■ **Stated exercise**
Return each entry exactly, with none missing.

#### Data entries ####

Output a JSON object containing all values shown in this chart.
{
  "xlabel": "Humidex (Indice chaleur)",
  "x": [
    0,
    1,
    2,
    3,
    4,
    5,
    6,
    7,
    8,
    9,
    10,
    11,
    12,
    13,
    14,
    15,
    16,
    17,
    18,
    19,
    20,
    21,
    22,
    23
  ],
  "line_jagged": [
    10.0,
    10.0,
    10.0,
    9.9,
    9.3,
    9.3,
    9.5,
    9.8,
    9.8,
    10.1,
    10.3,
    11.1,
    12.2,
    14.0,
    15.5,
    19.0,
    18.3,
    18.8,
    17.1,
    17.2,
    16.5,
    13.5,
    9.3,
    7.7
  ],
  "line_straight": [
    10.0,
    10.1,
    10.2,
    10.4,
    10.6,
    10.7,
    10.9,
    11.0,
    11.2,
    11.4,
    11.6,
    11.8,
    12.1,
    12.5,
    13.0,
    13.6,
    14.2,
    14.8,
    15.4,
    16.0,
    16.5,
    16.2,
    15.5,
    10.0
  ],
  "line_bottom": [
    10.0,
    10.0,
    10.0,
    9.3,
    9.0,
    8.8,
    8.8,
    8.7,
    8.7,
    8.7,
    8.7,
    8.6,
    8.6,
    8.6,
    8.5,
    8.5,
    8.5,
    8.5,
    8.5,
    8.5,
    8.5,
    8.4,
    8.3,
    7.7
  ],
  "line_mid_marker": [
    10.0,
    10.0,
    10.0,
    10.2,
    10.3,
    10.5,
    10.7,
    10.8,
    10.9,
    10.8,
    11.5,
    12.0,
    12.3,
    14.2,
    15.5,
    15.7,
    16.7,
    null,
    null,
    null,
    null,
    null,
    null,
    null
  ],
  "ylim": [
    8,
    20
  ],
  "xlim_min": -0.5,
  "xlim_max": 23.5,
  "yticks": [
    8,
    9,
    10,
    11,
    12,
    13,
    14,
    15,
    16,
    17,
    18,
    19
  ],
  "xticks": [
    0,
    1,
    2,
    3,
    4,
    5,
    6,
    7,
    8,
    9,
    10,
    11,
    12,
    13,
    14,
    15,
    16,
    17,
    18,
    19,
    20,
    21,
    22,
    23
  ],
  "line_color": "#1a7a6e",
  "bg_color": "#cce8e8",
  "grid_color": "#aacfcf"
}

####

■ **Task solution**
Output a JSON object containing all values shown in this chart.
{
  "xlabel": "Humidex (Indice chaleur)",
  "x": [
    0,
    1,
    2,
    3,
    4,
    5,
    6,
    7,
    8,
    9,
    10,
    11,
    12,
    13,
    14,
    15,
    16,
    17,
    18,
    19,
    20,
    21,
    22,
    23
  ],
  "line_jagged": [
    10.0,
    10.0,
    10.0,
    9.9,
    9.3,
    9.3,
    9.5,
    9.8,
    9.8,
    10.1,
    10.3,
    11.1,
    12.2,
    14.0,
    15.5,
    19.0,
    18.3,
    18.8,
    17.1,
    17.2,
    16.5,
    13.5,
    9.3,
    7.7
  ],
  "line_straight": [
    10.0,
    10.1,
    10.2,
    10.4,
    10.6,
    10.7,
    10.9,
    11.0,
    11.2,
    11.4,
    11.6,
    11.8,
    12.1,
    12.5,
    13.0,
    13.6,
    14.2,
    14.8,
    15.4,
    16.0,
    16.5,
    16.2,
    15.5,
    10.0
  ],
  "line_bottom": [
    10.0,
    10.0,
    10.0,
    9.3,
    9.0,
    8.8,
    8.8,
    8.7,
    8.7,
    8.7,
    8.7,
    8.6,
    8.6,
    8.6,
    8.5,
    8.5,
    8.5,
    8.5,
    8.5,
    8.5,
    8.5,
    8.4,
    8.3,
    7.7
  ],
  "line_mid_marker": [
    10.0,
    10.0,
    10.0,
    10.2,
    10.3,
    10.5,
    10.7,
    10.8,
    10.9,
    10.8,
    11.5,
    12.0,
    12.3,
    14.2,
    15.5,
    15.7,
    16.7,
    null,
    null,
    null,
    null,
    null,
    null,
    null
  ],
  "ylim": [
    8,
    20
  ],
  "xlim_min": -0.5,
  "xlim_max": 23.5,
  "yticks": [
    8,
    9,
    10,
    11,
    12,
    13,
    14,
    15,
    16,
    17,
    18,
    19
  ],
  "xticks": [
    0,
    1,
    2,
    3,
    4,
    5,
    6,
    7,
    8,
    9,
    10,
    11,
    12,
    13,
    14,
    15,
    16,
    17,
    18,
    19,
    20,
    21,
    22,
    23
  ],
  "line_color": "#1a7a6e",
  "bg_color": "#cce8e8",
  "grid_color": "#aacfcf"
}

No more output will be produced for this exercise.